Entries taken from a collection
- - - - -
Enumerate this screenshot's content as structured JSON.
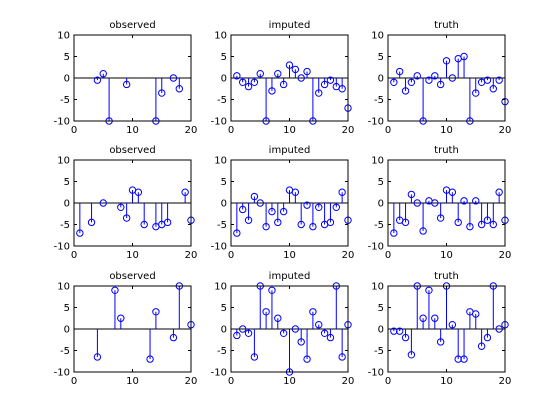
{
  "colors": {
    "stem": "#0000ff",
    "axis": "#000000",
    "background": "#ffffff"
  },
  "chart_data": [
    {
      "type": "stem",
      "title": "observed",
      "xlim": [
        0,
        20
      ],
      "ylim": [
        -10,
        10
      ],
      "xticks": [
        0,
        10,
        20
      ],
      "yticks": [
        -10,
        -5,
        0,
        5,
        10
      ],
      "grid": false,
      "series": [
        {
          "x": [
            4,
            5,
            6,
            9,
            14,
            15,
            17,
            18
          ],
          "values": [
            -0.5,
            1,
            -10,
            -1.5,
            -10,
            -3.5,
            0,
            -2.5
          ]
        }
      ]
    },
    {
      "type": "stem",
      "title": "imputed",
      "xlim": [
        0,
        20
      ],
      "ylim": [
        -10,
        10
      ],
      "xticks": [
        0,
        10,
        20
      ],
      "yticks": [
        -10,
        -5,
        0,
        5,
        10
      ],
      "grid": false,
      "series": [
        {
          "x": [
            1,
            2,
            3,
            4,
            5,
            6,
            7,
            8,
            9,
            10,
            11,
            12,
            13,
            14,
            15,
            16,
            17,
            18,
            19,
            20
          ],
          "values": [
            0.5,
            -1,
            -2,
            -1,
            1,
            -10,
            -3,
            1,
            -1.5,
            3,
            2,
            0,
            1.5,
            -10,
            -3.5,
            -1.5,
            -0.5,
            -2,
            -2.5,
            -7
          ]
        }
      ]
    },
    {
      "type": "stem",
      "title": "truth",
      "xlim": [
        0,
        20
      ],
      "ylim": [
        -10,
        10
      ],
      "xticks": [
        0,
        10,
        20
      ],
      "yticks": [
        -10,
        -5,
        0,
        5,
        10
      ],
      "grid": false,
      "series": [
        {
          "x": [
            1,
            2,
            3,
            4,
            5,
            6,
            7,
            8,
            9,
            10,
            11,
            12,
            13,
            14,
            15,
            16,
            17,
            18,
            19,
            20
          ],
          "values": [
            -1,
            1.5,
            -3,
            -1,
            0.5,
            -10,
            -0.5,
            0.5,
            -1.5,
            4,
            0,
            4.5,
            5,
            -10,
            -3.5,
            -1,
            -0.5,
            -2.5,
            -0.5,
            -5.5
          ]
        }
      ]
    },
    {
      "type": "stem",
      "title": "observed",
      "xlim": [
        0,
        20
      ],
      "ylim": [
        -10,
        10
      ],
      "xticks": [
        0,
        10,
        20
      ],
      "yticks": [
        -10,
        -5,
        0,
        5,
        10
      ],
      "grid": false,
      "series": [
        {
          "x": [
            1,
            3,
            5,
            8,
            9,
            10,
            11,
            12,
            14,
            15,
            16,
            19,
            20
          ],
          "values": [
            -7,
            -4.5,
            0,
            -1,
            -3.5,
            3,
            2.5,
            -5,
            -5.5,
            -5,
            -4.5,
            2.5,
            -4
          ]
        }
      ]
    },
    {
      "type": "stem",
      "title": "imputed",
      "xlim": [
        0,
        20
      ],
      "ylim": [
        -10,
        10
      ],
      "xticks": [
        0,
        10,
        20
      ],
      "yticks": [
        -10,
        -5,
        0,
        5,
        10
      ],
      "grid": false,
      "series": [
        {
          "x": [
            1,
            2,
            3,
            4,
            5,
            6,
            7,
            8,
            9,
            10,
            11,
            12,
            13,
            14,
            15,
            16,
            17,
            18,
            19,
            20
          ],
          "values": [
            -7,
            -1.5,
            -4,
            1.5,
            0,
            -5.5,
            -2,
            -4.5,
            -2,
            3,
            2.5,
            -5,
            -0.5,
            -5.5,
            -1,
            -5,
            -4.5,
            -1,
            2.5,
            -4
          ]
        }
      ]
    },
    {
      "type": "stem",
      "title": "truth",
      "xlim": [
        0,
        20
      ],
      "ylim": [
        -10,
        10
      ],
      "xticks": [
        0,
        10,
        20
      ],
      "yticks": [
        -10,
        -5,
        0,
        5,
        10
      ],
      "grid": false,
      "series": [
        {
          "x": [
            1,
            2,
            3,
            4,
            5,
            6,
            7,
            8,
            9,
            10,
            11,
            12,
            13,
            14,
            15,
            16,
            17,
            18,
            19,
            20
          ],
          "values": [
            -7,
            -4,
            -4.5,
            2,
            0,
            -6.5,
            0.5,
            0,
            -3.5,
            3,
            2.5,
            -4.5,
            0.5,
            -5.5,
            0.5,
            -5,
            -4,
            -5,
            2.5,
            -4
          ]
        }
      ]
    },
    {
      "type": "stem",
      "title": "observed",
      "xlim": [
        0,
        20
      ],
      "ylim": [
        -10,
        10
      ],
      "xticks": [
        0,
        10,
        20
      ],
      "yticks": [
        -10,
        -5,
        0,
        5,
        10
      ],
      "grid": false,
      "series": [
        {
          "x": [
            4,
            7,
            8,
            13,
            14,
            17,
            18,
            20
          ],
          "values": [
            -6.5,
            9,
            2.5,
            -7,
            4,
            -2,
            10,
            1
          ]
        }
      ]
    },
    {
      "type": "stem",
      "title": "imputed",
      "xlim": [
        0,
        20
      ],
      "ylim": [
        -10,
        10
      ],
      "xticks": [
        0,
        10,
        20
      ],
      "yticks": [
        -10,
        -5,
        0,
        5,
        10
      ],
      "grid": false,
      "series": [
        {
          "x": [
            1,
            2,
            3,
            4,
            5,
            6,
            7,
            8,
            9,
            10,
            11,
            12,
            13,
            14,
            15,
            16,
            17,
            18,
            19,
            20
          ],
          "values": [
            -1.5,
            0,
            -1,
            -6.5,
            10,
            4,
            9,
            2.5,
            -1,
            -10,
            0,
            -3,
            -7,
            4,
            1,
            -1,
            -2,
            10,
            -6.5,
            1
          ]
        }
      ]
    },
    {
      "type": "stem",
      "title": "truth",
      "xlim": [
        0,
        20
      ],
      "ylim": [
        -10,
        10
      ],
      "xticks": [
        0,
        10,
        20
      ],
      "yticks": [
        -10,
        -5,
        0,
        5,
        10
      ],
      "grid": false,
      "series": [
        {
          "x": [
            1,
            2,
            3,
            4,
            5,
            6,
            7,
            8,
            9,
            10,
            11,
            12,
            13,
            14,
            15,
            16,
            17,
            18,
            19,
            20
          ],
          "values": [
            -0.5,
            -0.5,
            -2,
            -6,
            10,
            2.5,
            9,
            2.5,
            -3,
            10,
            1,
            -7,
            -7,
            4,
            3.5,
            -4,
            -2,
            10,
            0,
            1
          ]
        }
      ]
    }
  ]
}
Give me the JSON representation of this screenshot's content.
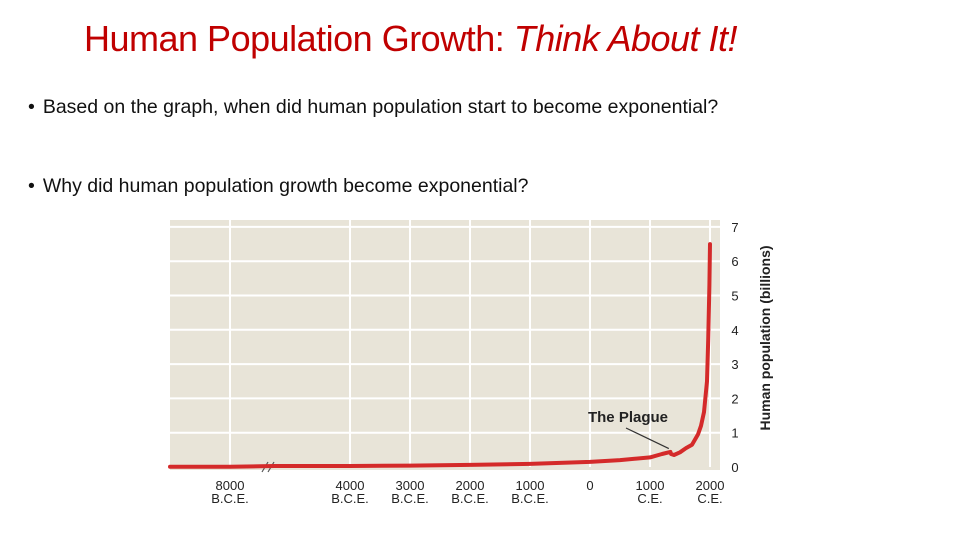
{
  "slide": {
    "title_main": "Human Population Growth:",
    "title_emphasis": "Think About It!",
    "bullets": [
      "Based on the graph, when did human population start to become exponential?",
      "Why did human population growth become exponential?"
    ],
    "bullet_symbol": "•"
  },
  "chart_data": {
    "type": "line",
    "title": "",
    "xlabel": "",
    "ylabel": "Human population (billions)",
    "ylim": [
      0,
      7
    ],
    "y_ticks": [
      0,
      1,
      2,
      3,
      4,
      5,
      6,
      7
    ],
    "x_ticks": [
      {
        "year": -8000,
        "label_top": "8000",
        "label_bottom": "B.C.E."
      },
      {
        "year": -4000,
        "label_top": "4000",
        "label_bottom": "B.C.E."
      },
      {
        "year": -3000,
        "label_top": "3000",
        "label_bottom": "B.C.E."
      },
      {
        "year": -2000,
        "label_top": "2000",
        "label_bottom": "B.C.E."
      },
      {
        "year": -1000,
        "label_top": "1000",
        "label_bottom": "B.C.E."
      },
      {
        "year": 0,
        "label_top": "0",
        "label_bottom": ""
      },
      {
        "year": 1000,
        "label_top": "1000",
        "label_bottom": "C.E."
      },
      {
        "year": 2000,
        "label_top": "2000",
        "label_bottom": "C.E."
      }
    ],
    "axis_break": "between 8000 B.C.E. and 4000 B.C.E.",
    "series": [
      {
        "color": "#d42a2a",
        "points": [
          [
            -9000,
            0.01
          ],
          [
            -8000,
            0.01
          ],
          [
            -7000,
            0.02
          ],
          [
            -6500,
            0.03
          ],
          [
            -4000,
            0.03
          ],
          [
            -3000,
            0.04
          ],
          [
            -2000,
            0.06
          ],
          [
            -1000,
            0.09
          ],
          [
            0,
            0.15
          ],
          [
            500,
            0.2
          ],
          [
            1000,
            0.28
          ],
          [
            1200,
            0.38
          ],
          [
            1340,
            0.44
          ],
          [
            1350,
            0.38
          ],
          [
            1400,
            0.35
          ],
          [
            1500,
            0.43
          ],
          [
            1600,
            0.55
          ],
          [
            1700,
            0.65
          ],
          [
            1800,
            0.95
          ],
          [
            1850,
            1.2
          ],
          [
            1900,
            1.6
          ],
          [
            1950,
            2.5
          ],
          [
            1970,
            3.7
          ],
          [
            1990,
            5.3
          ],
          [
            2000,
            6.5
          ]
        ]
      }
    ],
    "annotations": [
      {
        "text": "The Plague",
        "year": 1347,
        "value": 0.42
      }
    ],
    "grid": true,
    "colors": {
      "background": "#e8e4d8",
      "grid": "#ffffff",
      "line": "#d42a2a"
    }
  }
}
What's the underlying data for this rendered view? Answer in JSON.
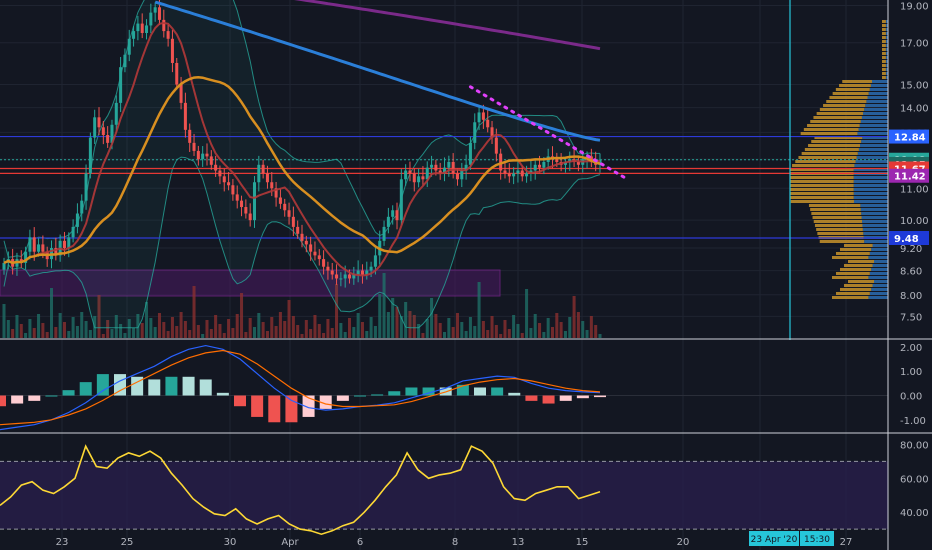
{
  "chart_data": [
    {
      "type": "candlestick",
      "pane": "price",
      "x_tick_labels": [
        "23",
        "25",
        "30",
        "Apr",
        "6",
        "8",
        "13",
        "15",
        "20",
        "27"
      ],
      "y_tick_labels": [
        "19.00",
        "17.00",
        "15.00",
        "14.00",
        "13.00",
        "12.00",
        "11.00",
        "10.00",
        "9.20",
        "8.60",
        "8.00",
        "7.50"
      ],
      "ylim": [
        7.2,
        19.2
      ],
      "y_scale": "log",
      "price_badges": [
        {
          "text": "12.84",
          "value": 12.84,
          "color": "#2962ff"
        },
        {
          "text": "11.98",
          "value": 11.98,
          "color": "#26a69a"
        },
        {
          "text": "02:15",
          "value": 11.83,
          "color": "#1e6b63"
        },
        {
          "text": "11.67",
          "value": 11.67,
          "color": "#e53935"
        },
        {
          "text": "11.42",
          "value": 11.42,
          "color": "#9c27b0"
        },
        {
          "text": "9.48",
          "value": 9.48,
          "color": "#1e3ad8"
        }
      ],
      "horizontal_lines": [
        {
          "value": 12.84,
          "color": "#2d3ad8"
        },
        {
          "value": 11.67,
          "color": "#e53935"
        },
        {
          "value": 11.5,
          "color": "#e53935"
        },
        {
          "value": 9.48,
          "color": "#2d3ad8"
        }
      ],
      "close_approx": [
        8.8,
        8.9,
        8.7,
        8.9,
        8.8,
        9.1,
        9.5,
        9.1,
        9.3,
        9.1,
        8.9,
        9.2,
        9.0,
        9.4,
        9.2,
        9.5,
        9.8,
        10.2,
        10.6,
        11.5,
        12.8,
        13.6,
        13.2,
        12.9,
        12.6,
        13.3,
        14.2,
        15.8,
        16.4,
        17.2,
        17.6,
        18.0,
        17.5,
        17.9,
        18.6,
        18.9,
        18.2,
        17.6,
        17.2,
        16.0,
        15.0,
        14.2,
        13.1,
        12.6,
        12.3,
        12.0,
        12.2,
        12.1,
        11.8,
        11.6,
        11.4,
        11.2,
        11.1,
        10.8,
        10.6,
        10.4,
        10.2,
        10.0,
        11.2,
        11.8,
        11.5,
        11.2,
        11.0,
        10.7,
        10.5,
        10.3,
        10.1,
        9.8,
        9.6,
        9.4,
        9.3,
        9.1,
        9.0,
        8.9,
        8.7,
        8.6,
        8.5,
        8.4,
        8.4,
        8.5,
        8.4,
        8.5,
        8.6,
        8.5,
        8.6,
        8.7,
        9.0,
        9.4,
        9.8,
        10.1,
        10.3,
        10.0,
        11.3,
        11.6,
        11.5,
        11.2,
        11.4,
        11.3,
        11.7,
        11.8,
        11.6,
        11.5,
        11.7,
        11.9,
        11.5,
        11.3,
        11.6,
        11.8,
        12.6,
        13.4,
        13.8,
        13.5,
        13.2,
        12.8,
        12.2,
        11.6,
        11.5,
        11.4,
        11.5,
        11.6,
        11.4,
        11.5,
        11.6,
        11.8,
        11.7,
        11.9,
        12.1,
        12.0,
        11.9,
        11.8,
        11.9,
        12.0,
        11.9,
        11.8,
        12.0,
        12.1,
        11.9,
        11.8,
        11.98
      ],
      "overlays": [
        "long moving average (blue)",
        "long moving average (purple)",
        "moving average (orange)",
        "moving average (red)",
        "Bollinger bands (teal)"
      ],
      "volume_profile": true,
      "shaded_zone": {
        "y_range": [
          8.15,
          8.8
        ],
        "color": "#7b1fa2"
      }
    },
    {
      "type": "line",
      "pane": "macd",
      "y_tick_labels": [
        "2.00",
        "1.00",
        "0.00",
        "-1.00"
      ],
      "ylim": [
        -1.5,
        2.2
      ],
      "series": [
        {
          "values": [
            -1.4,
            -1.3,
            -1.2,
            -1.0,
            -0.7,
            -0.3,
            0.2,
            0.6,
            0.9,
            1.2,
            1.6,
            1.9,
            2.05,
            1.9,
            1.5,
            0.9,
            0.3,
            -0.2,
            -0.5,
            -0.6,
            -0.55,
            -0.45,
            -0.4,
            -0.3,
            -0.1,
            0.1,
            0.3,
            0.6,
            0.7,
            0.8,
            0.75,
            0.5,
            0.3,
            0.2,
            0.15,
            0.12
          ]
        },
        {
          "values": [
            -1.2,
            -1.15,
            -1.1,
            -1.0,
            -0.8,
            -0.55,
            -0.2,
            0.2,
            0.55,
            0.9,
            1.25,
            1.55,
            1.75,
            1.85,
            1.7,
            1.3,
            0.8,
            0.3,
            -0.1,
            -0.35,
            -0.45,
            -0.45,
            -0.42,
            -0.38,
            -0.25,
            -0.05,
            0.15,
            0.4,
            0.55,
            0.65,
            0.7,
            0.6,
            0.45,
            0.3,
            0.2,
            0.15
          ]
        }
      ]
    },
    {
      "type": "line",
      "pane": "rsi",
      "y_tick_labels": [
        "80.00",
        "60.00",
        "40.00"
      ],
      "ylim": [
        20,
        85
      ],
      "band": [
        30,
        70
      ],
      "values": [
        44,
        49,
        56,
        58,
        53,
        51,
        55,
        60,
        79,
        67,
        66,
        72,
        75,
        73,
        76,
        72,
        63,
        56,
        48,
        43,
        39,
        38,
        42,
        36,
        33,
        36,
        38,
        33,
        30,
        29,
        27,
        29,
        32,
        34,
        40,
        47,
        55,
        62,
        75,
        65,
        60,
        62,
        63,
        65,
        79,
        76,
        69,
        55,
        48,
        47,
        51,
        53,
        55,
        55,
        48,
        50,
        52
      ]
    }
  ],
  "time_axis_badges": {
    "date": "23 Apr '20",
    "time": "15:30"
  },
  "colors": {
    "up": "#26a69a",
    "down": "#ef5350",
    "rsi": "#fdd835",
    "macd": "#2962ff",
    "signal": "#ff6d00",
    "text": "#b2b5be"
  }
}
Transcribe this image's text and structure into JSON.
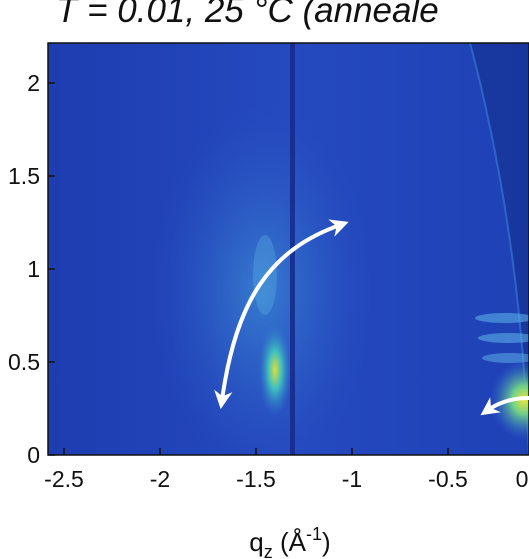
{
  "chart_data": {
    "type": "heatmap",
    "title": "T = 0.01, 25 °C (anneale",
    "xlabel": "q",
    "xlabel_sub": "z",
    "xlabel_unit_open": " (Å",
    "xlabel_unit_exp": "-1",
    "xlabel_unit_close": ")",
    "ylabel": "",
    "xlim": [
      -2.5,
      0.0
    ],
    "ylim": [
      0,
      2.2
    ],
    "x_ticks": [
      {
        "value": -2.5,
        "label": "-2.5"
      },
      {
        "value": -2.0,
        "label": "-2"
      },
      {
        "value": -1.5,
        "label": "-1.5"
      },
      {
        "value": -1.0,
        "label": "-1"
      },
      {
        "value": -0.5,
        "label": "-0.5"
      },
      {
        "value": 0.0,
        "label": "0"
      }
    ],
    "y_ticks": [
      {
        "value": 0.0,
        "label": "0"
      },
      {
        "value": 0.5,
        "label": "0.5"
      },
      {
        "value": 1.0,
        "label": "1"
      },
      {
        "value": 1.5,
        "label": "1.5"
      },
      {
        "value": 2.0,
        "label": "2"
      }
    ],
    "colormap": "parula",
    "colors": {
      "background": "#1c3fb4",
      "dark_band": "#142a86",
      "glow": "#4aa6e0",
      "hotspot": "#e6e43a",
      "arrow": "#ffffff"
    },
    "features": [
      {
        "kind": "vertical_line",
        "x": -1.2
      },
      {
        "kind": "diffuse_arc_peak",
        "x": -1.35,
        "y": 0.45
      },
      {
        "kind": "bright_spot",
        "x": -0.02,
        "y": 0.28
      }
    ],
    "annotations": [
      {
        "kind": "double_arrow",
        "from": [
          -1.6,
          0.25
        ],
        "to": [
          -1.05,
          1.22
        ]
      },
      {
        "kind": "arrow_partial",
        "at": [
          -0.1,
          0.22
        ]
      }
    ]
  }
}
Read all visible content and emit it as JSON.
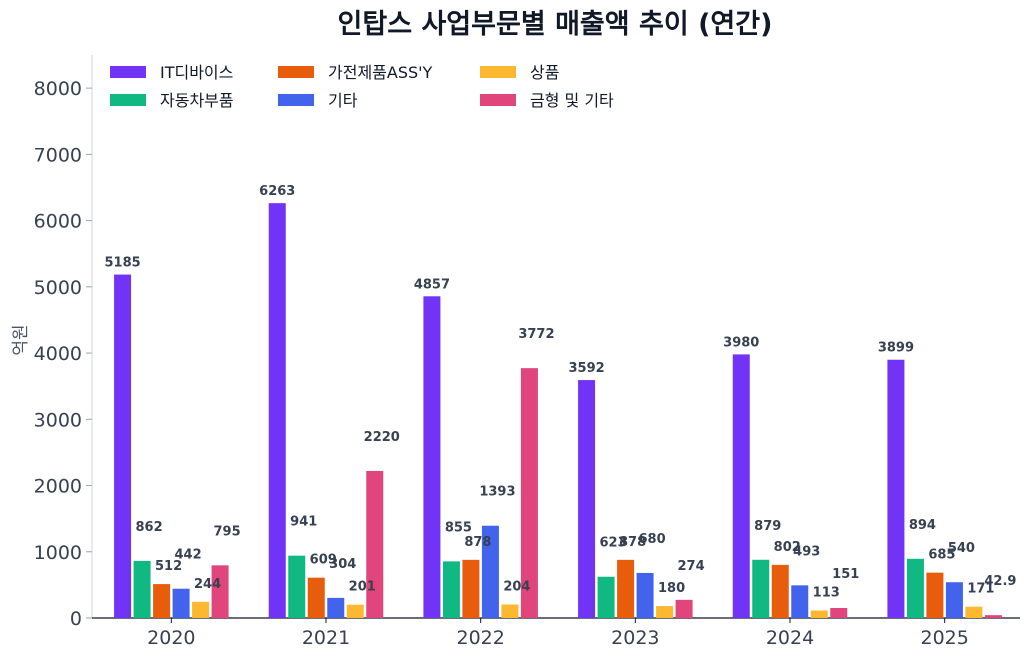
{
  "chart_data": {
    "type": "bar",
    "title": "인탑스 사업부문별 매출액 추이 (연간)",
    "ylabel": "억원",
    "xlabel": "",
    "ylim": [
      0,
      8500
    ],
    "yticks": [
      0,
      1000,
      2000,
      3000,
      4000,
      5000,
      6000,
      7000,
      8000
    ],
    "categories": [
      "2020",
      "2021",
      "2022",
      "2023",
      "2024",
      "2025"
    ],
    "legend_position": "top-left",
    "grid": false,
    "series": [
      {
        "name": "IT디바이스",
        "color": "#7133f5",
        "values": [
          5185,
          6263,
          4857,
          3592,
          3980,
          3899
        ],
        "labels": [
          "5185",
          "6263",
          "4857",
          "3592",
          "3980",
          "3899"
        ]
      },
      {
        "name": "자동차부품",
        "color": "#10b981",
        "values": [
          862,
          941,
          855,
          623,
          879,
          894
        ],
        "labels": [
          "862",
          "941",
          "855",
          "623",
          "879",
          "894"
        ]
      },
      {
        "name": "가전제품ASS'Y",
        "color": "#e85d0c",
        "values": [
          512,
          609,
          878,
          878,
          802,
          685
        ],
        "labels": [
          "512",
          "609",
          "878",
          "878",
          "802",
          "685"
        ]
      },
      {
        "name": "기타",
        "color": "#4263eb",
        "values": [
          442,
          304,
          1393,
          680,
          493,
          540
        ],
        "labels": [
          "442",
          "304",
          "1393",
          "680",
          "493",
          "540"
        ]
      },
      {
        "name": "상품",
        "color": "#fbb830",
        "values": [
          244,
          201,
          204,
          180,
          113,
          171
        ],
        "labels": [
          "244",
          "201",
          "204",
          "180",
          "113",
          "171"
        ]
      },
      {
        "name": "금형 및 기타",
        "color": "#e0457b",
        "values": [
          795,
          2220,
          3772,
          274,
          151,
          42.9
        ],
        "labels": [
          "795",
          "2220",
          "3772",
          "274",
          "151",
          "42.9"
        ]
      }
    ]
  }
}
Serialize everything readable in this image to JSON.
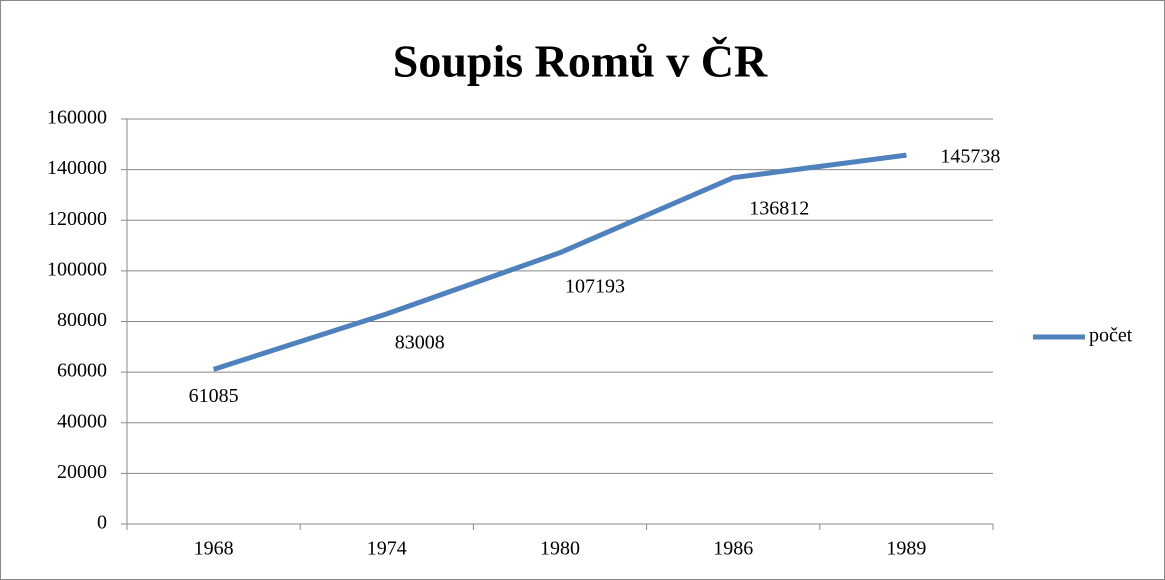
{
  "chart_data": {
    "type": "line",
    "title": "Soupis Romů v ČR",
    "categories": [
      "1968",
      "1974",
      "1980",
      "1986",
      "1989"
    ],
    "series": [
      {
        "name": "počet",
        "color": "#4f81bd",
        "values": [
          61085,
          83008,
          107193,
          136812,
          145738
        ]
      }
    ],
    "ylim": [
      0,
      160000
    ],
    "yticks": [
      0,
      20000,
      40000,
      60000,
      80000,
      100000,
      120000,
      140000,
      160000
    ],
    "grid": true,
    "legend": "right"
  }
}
- - - - -
**EXERCISE DIRECTIONS:**
State the count of lines with the word "long" in them, and write nothing else.

**TASK RESULT:**
2